Set task: Filter the data below for the string "structured" and copy each matching line.

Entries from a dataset
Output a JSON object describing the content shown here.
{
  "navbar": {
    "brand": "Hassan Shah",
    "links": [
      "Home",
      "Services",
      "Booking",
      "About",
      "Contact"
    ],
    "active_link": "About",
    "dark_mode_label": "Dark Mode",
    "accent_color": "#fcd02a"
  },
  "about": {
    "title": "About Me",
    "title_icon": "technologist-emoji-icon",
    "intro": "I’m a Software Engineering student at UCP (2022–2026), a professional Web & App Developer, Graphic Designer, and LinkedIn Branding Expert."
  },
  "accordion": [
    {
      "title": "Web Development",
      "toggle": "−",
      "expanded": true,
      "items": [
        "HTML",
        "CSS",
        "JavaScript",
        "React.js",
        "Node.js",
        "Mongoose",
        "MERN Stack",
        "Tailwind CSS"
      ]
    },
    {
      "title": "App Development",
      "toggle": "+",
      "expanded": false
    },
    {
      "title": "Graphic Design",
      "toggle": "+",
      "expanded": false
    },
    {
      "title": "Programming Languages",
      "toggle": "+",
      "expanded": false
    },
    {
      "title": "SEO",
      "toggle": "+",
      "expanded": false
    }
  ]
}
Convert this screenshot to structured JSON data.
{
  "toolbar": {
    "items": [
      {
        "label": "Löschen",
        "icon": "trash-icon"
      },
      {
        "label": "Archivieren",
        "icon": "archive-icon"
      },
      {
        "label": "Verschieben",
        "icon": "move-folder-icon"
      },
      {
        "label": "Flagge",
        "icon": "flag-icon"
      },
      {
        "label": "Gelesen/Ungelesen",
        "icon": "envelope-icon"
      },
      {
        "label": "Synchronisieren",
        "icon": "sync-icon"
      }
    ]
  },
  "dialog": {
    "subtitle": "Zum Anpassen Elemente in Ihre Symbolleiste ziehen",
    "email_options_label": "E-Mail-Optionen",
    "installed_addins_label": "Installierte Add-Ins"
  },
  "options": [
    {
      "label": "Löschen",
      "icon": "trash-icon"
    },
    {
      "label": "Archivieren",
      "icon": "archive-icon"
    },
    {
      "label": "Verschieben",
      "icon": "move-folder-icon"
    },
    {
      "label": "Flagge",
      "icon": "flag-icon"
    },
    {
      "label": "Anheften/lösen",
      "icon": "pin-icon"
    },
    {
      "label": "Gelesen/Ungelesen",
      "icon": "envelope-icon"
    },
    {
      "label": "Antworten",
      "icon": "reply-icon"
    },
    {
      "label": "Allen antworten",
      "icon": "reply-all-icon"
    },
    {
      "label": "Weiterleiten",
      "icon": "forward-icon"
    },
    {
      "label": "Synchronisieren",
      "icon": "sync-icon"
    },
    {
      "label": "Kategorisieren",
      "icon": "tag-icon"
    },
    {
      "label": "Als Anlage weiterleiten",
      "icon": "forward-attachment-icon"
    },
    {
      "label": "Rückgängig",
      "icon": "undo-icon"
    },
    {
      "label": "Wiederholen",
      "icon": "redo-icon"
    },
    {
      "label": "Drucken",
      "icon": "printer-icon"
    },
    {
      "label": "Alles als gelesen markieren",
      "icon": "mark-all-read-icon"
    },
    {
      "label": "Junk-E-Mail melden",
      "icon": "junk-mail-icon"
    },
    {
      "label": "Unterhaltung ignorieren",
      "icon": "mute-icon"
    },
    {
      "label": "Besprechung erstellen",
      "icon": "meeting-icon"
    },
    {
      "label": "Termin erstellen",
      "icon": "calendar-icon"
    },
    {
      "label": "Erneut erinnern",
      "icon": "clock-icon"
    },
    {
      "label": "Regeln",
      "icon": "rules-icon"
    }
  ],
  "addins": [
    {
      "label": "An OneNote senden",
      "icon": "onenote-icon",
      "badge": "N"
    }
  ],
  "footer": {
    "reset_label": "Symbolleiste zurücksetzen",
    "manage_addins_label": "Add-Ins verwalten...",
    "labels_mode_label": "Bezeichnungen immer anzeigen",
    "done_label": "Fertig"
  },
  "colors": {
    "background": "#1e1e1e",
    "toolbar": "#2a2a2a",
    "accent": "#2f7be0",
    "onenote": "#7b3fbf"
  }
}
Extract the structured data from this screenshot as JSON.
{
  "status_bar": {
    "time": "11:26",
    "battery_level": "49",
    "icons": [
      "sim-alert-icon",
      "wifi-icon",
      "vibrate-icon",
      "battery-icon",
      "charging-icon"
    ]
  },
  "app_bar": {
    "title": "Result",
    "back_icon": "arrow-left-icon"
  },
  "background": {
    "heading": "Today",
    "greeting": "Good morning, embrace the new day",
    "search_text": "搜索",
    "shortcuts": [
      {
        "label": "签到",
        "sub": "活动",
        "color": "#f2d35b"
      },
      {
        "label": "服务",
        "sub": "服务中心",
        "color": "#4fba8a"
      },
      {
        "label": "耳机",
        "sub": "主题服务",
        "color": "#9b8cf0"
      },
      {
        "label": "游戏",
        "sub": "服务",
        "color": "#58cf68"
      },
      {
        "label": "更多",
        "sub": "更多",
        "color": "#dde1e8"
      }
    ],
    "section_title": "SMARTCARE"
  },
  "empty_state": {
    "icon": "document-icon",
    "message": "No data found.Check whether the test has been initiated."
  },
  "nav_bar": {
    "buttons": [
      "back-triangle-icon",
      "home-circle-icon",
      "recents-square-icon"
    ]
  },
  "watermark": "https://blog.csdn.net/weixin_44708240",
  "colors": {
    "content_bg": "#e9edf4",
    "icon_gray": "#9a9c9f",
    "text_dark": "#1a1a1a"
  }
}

Correct result:
Convert this screenshot to structured JSON data.
Extract the structured data from this screenshot as JSON.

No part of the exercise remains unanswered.